- [EXERCISE OBJECTIVE]: Output every entry exactly, from the first line to the last.

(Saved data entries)
+-------+
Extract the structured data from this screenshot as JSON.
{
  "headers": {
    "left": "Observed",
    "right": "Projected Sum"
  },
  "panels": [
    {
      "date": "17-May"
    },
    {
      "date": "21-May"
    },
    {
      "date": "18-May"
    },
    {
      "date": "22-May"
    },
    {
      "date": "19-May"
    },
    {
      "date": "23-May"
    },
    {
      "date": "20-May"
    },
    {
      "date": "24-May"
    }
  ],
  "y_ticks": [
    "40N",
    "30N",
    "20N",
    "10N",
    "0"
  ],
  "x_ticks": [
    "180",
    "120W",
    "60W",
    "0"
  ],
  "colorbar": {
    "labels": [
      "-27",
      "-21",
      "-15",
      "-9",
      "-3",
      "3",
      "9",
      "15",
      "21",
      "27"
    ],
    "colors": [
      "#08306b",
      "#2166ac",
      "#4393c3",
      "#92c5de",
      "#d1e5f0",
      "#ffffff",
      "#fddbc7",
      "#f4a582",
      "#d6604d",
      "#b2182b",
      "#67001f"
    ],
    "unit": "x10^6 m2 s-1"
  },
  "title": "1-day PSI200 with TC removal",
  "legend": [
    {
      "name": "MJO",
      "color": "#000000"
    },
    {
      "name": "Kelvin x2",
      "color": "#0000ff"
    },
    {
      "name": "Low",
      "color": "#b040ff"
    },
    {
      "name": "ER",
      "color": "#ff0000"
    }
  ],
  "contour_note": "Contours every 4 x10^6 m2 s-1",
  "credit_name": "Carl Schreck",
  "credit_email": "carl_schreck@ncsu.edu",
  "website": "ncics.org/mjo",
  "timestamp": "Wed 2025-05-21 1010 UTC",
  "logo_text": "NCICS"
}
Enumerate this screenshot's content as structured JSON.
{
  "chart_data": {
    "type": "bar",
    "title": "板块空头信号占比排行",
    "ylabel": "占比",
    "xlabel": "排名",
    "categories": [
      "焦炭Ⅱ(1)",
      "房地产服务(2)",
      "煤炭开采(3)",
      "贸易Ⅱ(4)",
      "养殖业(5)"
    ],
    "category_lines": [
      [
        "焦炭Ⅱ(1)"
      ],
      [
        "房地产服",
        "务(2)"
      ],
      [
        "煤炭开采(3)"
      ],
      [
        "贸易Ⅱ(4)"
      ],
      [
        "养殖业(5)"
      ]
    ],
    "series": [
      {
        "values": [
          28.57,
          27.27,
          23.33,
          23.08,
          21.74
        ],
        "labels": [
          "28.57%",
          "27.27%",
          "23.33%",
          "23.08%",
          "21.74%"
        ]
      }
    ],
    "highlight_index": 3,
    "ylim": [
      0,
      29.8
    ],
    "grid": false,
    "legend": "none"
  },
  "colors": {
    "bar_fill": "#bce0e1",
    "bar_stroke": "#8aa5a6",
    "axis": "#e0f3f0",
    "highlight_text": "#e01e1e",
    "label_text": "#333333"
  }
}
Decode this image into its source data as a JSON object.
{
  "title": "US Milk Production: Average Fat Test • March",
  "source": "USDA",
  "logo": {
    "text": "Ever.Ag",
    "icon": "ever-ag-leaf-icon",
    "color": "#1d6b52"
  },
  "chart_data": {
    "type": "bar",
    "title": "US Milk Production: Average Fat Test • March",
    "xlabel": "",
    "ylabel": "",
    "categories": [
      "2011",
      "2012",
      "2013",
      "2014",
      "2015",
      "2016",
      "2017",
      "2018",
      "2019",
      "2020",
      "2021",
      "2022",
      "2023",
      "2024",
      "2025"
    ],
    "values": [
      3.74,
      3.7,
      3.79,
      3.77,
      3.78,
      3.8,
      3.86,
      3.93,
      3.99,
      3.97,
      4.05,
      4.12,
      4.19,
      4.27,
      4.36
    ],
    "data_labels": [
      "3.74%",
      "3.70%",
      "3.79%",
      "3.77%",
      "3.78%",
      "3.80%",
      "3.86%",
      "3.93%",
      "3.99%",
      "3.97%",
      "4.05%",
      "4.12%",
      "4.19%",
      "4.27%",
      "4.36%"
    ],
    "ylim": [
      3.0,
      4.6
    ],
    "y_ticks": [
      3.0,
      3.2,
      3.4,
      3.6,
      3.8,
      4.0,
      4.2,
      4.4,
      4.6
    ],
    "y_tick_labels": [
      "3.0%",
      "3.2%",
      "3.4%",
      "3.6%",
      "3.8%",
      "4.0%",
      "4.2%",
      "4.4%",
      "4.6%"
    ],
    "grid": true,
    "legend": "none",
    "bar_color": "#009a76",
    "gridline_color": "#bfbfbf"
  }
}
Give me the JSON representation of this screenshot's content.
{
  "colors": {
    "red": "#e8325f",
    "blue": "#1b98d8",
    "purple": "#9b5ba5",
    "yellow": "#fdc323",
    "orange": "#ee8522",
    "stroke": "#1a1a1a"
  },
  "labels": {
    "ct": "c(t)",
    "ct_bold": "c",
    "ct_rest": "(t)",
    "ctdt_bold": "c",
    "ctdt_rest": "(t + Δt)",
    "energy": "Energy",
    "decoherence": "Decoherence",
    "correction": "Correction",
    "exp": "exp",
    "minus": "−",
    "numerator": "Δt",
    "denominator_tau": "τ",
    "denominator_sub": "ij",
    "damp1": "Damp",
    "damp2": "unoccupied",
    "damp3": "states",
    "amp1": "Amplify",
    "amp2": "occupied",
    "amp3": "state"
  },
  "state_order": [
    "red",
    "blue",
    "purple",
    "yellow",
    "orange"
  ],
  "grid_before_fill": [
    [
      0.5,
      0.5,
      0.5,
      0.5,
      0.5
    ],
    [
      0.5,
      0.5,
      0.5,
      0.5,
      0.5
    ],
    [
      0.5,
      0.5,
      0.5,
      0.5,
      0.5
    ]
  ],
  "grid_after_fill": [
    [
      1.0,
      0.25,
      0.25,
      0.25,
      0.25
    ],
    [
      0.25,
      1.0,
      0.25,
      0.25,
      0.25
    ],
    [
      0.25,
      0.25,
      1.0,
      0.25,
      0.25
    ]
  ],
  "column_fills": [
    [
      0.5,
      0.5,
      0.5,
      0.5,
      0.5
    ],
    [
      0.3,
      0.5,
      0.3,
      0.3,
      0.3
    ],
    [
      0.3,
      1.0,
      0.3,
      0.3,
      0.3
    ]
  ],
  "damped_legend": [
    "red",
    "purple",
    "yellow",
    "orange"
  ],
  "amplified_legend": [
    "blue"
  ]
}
+-------+
- [ANSWER TO THIS PROBLEM]:
Extract the structured data from this screenshot as JSON.
{
  "headers": {
    "left": "Observed",
    "right": "Projected Sum"
  },
  "panels": [
    {
      "date": "17-May"
    },
    {
      "date": "21-May"
    },
    {
      "date": "18-May"
    },
    {
      "date": "22-May"
    },
    {
      "date": "19-May"
    },
    {
      "date": "23-May"
    },
    {
      "date": "20-May"
    },
    {
      "date": "24-May"
    }
  ],
  "y_ticks": [
    "40N",
    "30N",
    "20N",
    "10N",
    "0"
  ],
  "x_ticks": [
    "180",
    "120W",
    "60W",
    "0"
  ],
  "colorbar": {
    "labels": [
      "-27",
      "-21",
      "-15",
      "-9",
      "-3",
      "3",
      "9",
      "15",
      "21",
      "27"
    ],
    "colors": [
      "#08306b",
      "#2166ac",
      "#4393c3",
      "#92c5de",
      "#d1e5f0",
      "#ffffff",
      "#fddbc7",
      "#f4a582",
      "#d6604d",
      "#b2182b",
      "#67001f"
    ],
    "unit": "x10^6 m2 s-1"
  },
  "title": "1-day PSI200 with TC removal",
  "legend": [
    {
      "name": "MJO",
      "color": "#000000"
    },
    {
      "name": "Kelvin x2",
      "color": "#0000ff"
    },
    {
      "name": "Low",
      "color": "#b040ff"
    },
    {
      "name": "ER",
      "color": "#ff0000"
    }
  ],
  "contour_note": "Contours every 4 x10^6 m2 s-1",
  "credit_name": "Carl Schreck",
  "credit_email": "carl_schreck@ncsu.edu",
  "website": "ncics.org/mjo",
  "timestamp": "Wed 2025-05-21 1010 UTC",
  "logo_text": "NCICS"
}
Enumerate this screenshot's content as structured JSON.
{
  "chart_data": {
    "type": "bar",
    "title": "板块空头信号占比排行",
    "ylabel": "占比",
    "xlabel": "排名",
    "categories": [
      "焦炭Ⅱ(1)",
      "房地产服务(2)",
      "煤炭开采(3)",
      "贸易Ⅱ(4)",
      "养殖业(5)"
    ],
    "category_lines": [
      [
        "焦炭Ⅱ(1)"
      ],
      [
        "房地产服",
        "务(2)"
      ],
      [
        "煤炭开采(3)"
      ],
      [
        "贸易Ⅱ(4)"
      ],
      [
        "养殖业(5)"
      ]
    ],
    "series": [
      {
        "values": [
          28.57,
          27.27,
          23.33,
          23.08,
          21.74
        ],
        "labels": [
          "28.57%",
          "27.27%",
          "23.33%",
          "23.08%",
          "21.74%"
        ]
      }
    ],
    "highlight_index": 3,
    "ylim": [
      0,
      29.8
    ],
    "grid": false,
    "legend": "none"
  },
  "colors": {
    "bar_fill": "#bce0e1",
    "bar_stroke": "#8aa5a6",
    "axis": "#e0f3f0",
    "highlight_text": "#e01e1e",
    "label_text": "#333333"
  }
}
Decode this image into its source data as a JSON object.
{
  "title": "US Milk Production: Average Fat Test • March",
  "source": "USDA",
  "logo": {
    "text": "Ever.Ag",
    "icon": "ever-ag-leaf-icon",
    "color": "#1d6b52"
  },
  "chart_data": {
    "type": "bar",
    "title": "US Milk Production: Average Fat Test • March",
    "xlabel": "",
    "ylabel": "",
    "categories": [
      "2011",
      "2012",
      "2013",
      "2014",
      "2015",
      "2016",
      "2017",
      "2018",
      "2019",
      "2020",
      "2021",
      "2022",
      "2023",
      "2024",
      "2025"
    ],
    "values": [
      3.74,
      3.7,
      3.79,
      3.77,
      3.78,
      3.8,
      3.86,
      3.93,
      3.99,
      3.97,
      4.05,
      4.12,
      4.19,
      4.27,
      4.36
    ],
    "data_labels": [
      "3.74%",
      "3.70%",
      "3.79%",
      "3.77%",
      "3.78%",
      "3.80%",
      "3.86%",
      "3.93%",
      "3.99%",
      "3.97%",
      "4.05%",
      "4.12%",
      "4.19%",
      "4.27%",
      "4.36%"
    ],
    "ylim": [
      3.0,
      4.6
    ],
    "y_ticks": [
      3.0,
      3.2,
      3.4,
      3.6,
      3.8,
      4.0,
      4.2,
      4.4,
      4.6
    ],
    "y_tick_labels": [
      "3.0%",
      "3.2%",
      "3.4%",
      "3.6%",
      "3.8%",
      "4.0%",
      "4.2%",
      "4.4%",
      "4.6%"
    ],
    "grid": true,
    "legend": "none",
    "bar_color": "#009a76",
    "gridline_color": "#bfbfbf"
  }
}
Give me the JSON representation of this screenshot's content.
{
  "colors": {
    "red": "#e8325f",
    "blue": "#1b98d8",
    "purple": "#9b5ba5",
    "yellow": "#fdc323",
    "orange": "#ee8522",
    "stroke": "#1a1a1a"
  },
  "labels": {
    "ct": "c(t)",
    "ct_bold": "c",
    "ct_rest": "(t)",
    "ctdt_bold": "c",
    "ctdt_rest": "(t + Δt)",
    "energy": "Energy",
    "decoherence": "Decoherence",
    "correction": "Correction",
    "exp": "exp",
    "minus": "−",
    "numerator": "Δt",
    "denominator_tau": "τ",
    "denominator_sub": "ij",
    "damp1": "Damp",
    "damp2": "unoccupied",
    "damp3": "states",
    "amp1": "Amplify",
    "amp2": "occupied",
    "amp3": "state"
  },
  "state_order": [
    "red",
    "blue",
    "purple",
    "yellow",
    "orange"
  ],
  "grid_before_fill": [
    [
      0.5,
      0.5,
      0.5,
      0.5,
      0.5
    ],
    [
      0.5,
      0.5,
      0.5,
      0.5,
      0.5
    ],
    [
      0.5,
      0.5,
      0.5,
      0.5,
      0.5
    ]
  ],
  "grid_after_fill": [
    [
      1.0,
      0.25,
      0.25,
      0.25,
      0.25
    ],
    [
      0.25,
      1.0,
      0.25,
      0.25,
      0.25
    ],
    [
      0.25,
      0.25,
      1.0,
      0.25,
      0.25
    ]
  ],
  "column_fills": [
    [
      0.5,
      0.5,
      0.5,
      0.5,
      0.5
    ],
    [
      0.3,
      0.5,
      0.3,
      0.3,
      0.3
    ],
    [
      0.3,
      1.0,
      0.3,
      0.3,
      0.3
    ]
  ],
  "damped_legend": [
    "red",
    "purple",
    "yellow",
    "orange"
  ],
  "amplified_legend": [
    "blue"
  ]
}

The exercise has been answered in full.